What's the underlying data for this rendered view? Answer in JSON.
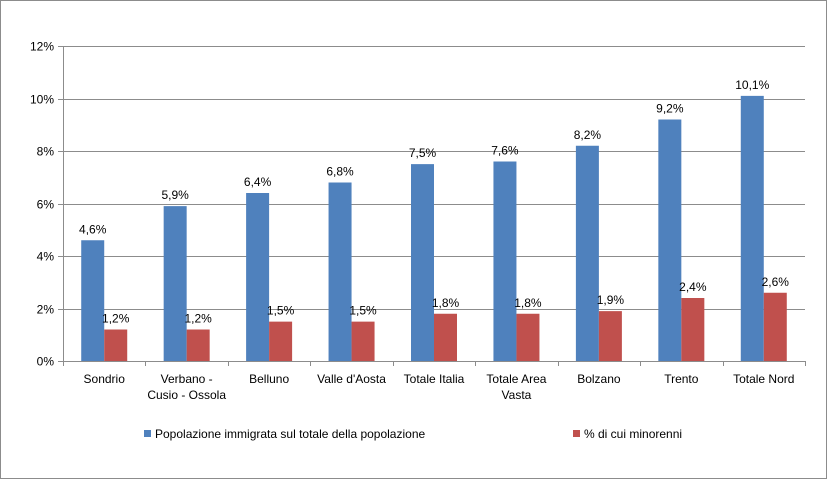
{
  "chart_data": {
    "type": "bar",
    "title": "",
    "xlabel": "",
    "ylabel": "",
    "ylim": [
      0,
      12
    ],
    "yticks": [
      "0%",
      "2%",
      "4%",
      "6%",
      "8%",
      "10%",
      "12%"
    ],
    "ytick_values": [
      0,
      2,
      4,
      6,
      8,
      10,
      12
    ],
    "grid": true,
    "legend_position": "bottom",
    "categories": [
      [
        "Sondrio"
      ],
      [
        "Verbano -",
        "Cusio - Ossola"
      ],
      [
        "Belluno"
      ],
      [
        "Valle d'Aosta"
      ],
      [
        "Totale Italia"
      ],
      [
        "Totale Area",
        "Vasta"
      ],
      [
        "Bolzano"
      ],
      [
        "Trento"
      ],
      [
        "Totale Nord"
      ]
    ],
    "series": [
      {
        "name": "Popolazione immigrata sul totale della popolazione",
        "color": "#4f81bd",
        "values": [
          4.6,
          5.9,
          6.4,
          6.8,
          7.5,
          7.6,
          8.2,
          9.2,
          10.1
        ],
        "labels": [
          "4,6%",
          "5,9%",
          "6,4%",
          "6,8%",
          "7,5%",
          "7,6%",
          "8,2%",
          "9,2%",
          "10,1%"
        ]
      },
      {
        "name": "% di cui minorenni",
        "color": "#c0504d",
        "values": [
          1.2,
          1.2,
          1.5,
          1.5,
          1.8,
          1.8,
          1.9,
          2.4,
          2.6
        ],
        "labels": [
          "1,2%",
          "1,2%",
          "1,5%",
          "1,5%",
          "1,8%",
          "1,8%",
          "1,9%",
          "2,4%",
          "2,6%"
        ]
      }
    ]
  }
}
--------------------------------
Reproduce all entries exactly. Pictures do not belong in the copy.

What's the underlying data for this rendered view? Answer in JSON.
{
  "chart_data": {
    "type": "bar",
    "title": "",
    "xlabel": "",
    "ylabel": "",
    "ylim": [
      0,
      12
    ],
    "yticks": [
      "0%",
      "2%",
      "4%",
      "6%",
      "8%",
      "10%",
      "12%"
    ],
    "ytick_values": [
      0,
      2,
      4,
      6,
      8,
      10,
      12
    ],
    "grid": true,
    "legend_position": "bottom",
    "categories": [
      [
        "Sondrio"
      ],
      [
        "Verbano -",
        "Cusio - Ossola"
      ],
      [
        "Belluno"
      ],
      [
        "Valle d'Aosta"
      ],
      [
        "Totale Italia"
      ],
      [
        "Totale Area",
        "Vasta"
      ],
      [
        "Bolzano"
      ],
      [
        "Trento"
      ],
      [
        "Totale Nord"
      ]
    ],
    "series": [
      {
        "name": "Popolazione immigrata sul totale della popolazione",
        "color": "#4f81bd",
        "values": [
          4.6,
          5.9,
          6.4,
          6.8,
          7.5,
          7.6,
          8.2,
          9.2,
          10.1
        ],
        "labels": [
          "4,6%",
          "5,9%",
          "6,4%",
          "6,8%",
          "7,5%",
          "7,6%",
          "8,2%",
          "9,2%",
          "10,1%"
        ]
      },
      {
        "name": "% di cui minorenni",
        "color": "#c0504d",
        "values": [
          1.2,
          1.2,
          1.5,
          1.5,
          1.8,
          1.8,
          1.9,
          2.4,
          2.6
        ],
        "labels": [
          "1,2%",
          "1,2%",
          "1,5%",
          "1,5%",
          "1,8%",
          "1,8%",
          "1,9%",
          "2,4%",
          "2,6%"
        ]
      }
    ]
  }
}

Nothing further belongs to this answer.